(Figure content listings)
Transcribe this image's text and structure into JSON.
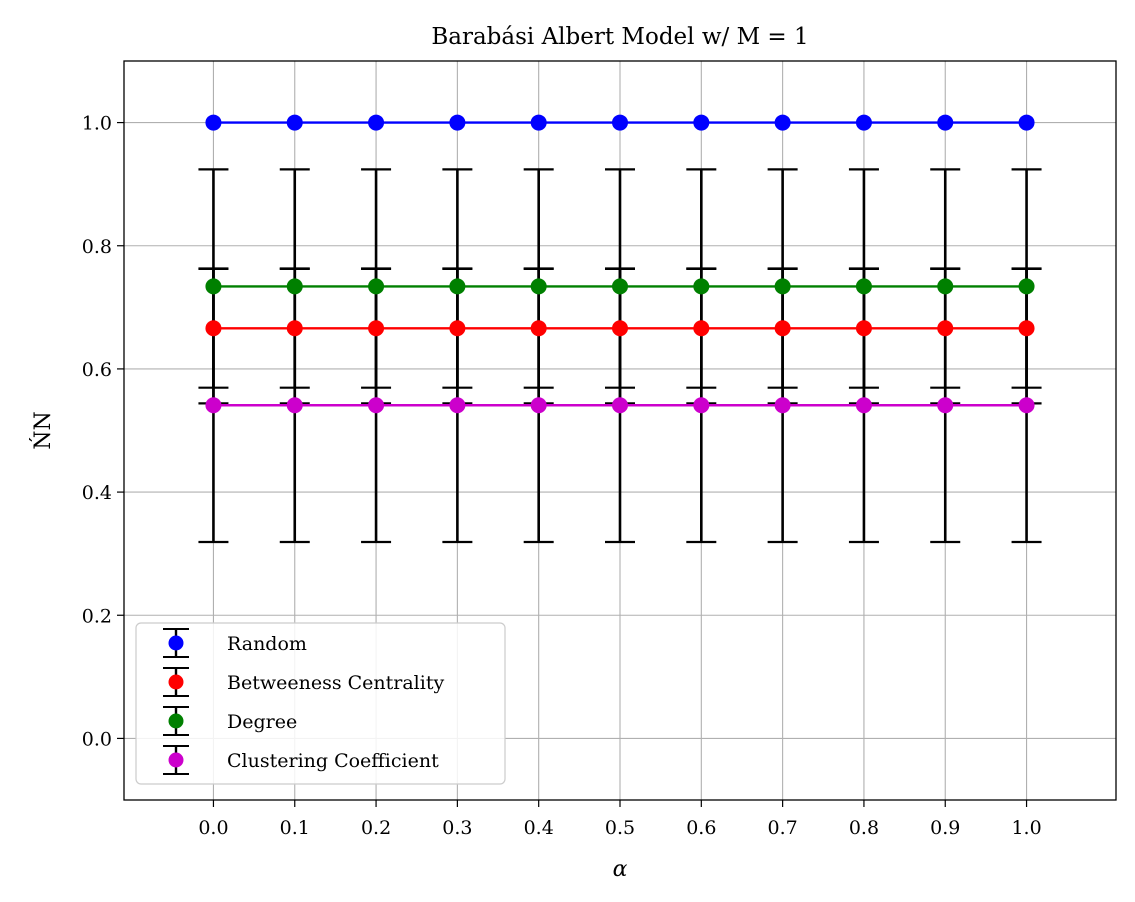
{
  "chart_data": {
    "type": "scatter",
    "title": "Barabási Albert Model w/ M = 1",
    "xlabel": "α",
    "ylabel": "ŃN",
    "x": [
      0.0,
      0.1,
      0.2,
      0.3,
      0.4,
      0.5,
      0.6,
      0.7,
      0.8,
      0.9,
      1.0
    ],
    "x_tick_labels": [
      "0.0",
      "0.1",
      "0.2",
      "0.3",
      "0.4",
      "0.5",
      "0.6",
      "0.7",
      "0.8",
      "0.9",
      "1.0"
    ],
    "y_ticks": [
      0.0,
      0.2,
      0.4,
      0.6,
      0.8,
      1.0
    ],
    "y_tick_labels": [
      "0.0",
      "0.2",
      "0.4",
      "0.6",
      "0.8",
      "1.0"
    ],
    "xlim": [
      -0.11,
      1.11
    ],
    "ylim": [
      -0.1,
      1.1
    ],
    "grid": true,
    "legend_position": "lower-left",
    "series": [
      {
        "name": "Random",
        "color": "#0000ff",
        "value": 1.0,
        "error": 0.0
      },
      {
        "name": "Betweeness Centrality",
        "color": "#ff0000",
        "value": 0.666,
        "error": 0.0965
      },
      {
        "name": "Degree",
        "color": "#008000",
        "value": 0.734,
        "error": 0.19
      },
      {
        "name": "Clustering Coefficient",
        "color": "#cc00cc",
        "value": 0.541,
        "error": 0.222
      }
    ]
  }
}
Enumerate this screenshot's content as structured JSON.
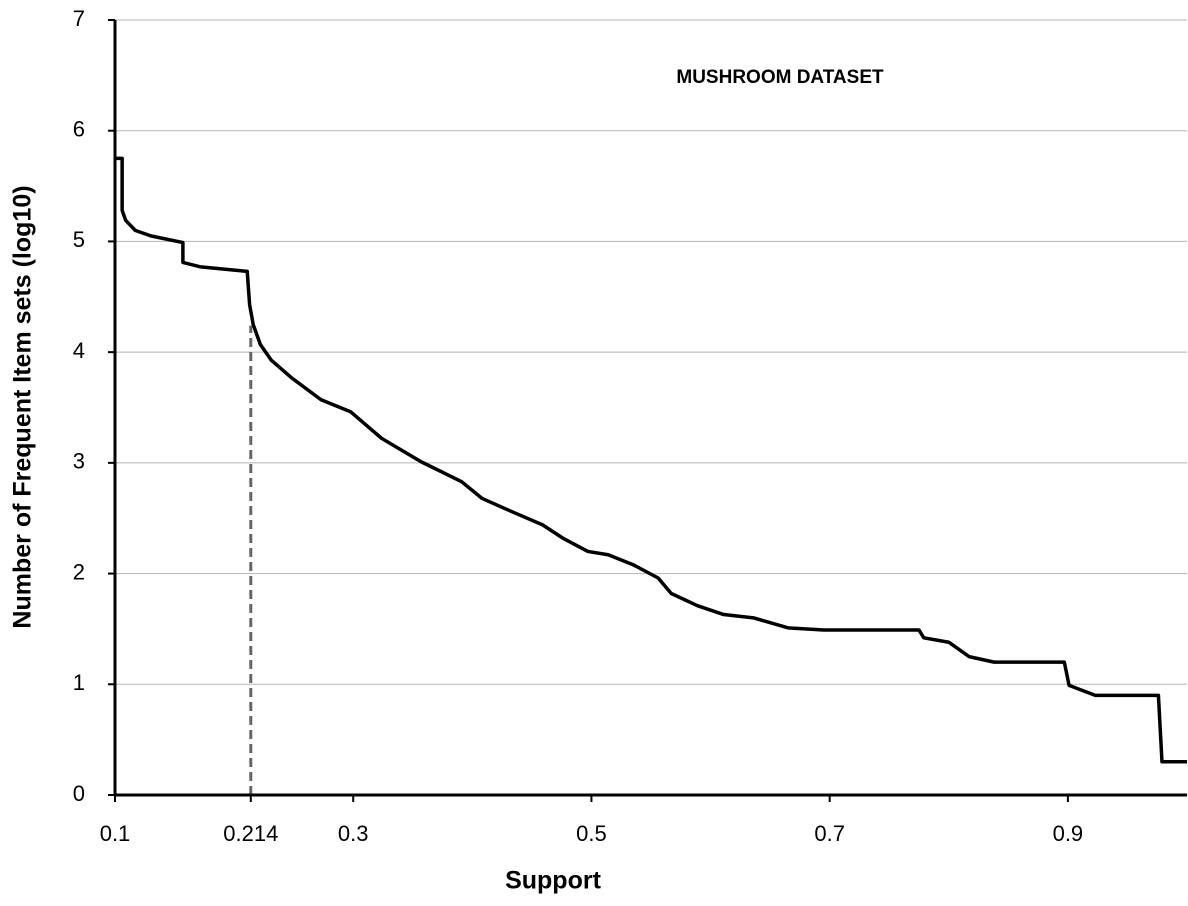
{
  "chart_data": {
    "type": "line",
    "title": "MUSHROOM DATASET",
    "x_label": "Support",
    "y_label": "Number of Frequent Item sets (log10)",
    "x": [
      0.1,
      0.106,
      0.106,
      0.109,
      0.117,
      0.13,
      0.157,
      0.157,
      0.172,
      0.211,
      0.213,
      0.216,
      0.222,
      0.231,
      0.248,
      0.273,
      0.298,
      0.324,
      0.357,
      0.391,
      0.408,
      0.433,
      0.459,
      0.476,
      0.497,
      0.514,
      0.535,
      0.556,
      0.567,
      0.589,
      0.611,
      0.636,
      0.665,
      0.695,
      0.775,
      0.779,
      0.8,
      0.817,
      0.838,
      0.897,
      0.901,
      0.923,
      0.976,
      0.979,
      1.0
    ],
    "series": [
      {
        "color": "#000000",
        "values": [
          5.75,
          5.75,
          5.28,
          5.19,
          5.1,
          5.05,
          4.99,
          4.81,
          4.77,
          4.73,
          4.43,
          4.25,
          4.07,
          3.93,
          3.77,
          3.57,
          3.46,
          3.22,
          3.01,
          2.83,
          2.68,
          2.56,
          2.44,
          2.32,
          2.2,
          2.17,
          2.08,
          1.96,
          1.82,
          1.71,
          1.63,
          1.6,
          1.51,
          1.49,
          1.49,
          1.42,
          1.38,
          1.25,
          1.2,
          1.2,
          0.99,
          0.9,
          0.9,
          0.3,
          0.3
        ]
      }
    ],
    "marker": {
      "x": 0.214,
      "y": 4.24,
      "color": "#666666"
    },
    "xlim": [
      0.1,
      1.0
    ],
    "xticks": [
      0.1,
      0.214,
      0.3,
      0.5,
      0.7,
      0.9
    ],
    "ylim": [
      0,
      7
    ],
    "yticks": [
      0,
      1,
      2,
      3,
      4,
      5,
      6,
      7
    ],
    "grid": true
  }
}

Short problem — Make an exact copy of the records shown above, without the pictures.

Worked solution —
Transcribe this image's text and structure into JSON.
{
  "chart_data": {
    "type": "scatter",
    "title": "Barabási Albert Model w/ M = 1",
    "xlabel": "α",
    "ylabel": "ŃN",
    "x": [
      0.0,
      0.1,
      0.2,
      0.3,
      0.4,
      0.5,
      0.6,
      0.7,
      0.8,
      0.9,
      1.0
    ],
    "x_tick_labels": [
      "0.0",
      "0.1",
      "0.2",
      "0.3",
      "0.4",
      "0.5",
      "0.6",
      "0.7",
      "0.8",
      "0.9",
      "1.0"
    ],
    "y_ticks": [
      0.0,
      0.2,
      0.4,
      0.6,
      0.8,
      1.0
    ],
    "y_tick_labels": [
      "0.0",
      "0.2",
      "0.4",
      "0.6",
      "0.8",
      "1.0"
    ],
    "xlim": [
      -0.11,
      1.11
    ],
    "ylim": [
      -0.1,
      1.1
    ],
    "grid": true,
    "legend_position": "lower-left",
    "series": [
      {
        "name": "Random",
        "color": "#0000ff",
        "value": 1.0,
        "error": 0.0
      },
      {
        "name": "Betweeness Centrality",
        "color": "#ff0000",
        "value": 0.666,
        "error": 0.0965
      },
      {
        "name": "Degree",
        "color": "#008000",
        "value": 0.734,
        "error": 0.19
      },
      {
        "name": "Clustering Coefficient",
        "color": "#cc00cc",
        "value": 0.541,
        "error": 0.222
      }
    ]
  }
}
Enumerate this screenshot's content as structured JSON.
{
  "chart_data": {
    "type": "line",
    "title": "MUSHROOM DATASET",
    "x_label": "Support",
    "y_label": "Number of Frequent Item sets (log10)",
    "x": [
      0.1,
      0.106,
      0.106,
      0.109,
      0.117,
      0.13,
      0.157,
      0.157,
      0.172,
      0.211,
      0.213,
      0.216,
      0.222,
      0.231,
      0.248,
      0.273,
      0.298,
      0.324,
      0.357,
      0.391,
      0.408,
      0.433,
      0.459,
      0.476,
      0.497,
      0.514,
      0.535,
      0.556,
      0.567,
      0.589,
      0.611,
      0.636,
      0.665,
      0.695,
      0.775,
      0.779,
      0.8,
      0.817,
      0.838,
      0.897,
      0.901,
      0.923,
      0.976,
      0.979,
      1.0
    ],
    "series": [
      {
        "color": "#000000",
        "values": [
          5.75,
          5.75,
          5.28,
          5.19,
          5.1,
          5.05,
          4.99,
          4.81,
          4.77,
          4.73,
          4.43,
          4.25,
          4.07,
          3.93,
          3.77,
          3.57,
          3.46,
          3.22,
          3.01,
          2.83,
          2.68,
          2.56,
          2.44,
          2.32,
          2.2,
          2.17,
          2.08,
          1.96,
          1.82,
          1.71,
          1.63,
          1.6,
          1.51,
          1.49,
          1.49,
          1.42,
          1.38,
          1.25,
          1.2,
          1.2,
          0.99,
          0.9,
          0.9,
          0.3,
          0.3
        ]
      }
    ],
    "marker": {
      "x": 0.214,
      "y": 4.24,
      "color": "#666666"
    },
    "xlim": [
      0.1,
      1.0
    ],
    "xticks": [
      0.1,
      0.214,
      0.3,
      0.5,
      0.7,
      0.9
    ],
    "ylim": [
      0,
      7
    ],
    "yticks": [
      0,
      1,
      2,
      3,
      4,
      5,
      6,
      7
    ],
    "grid": true
  }
}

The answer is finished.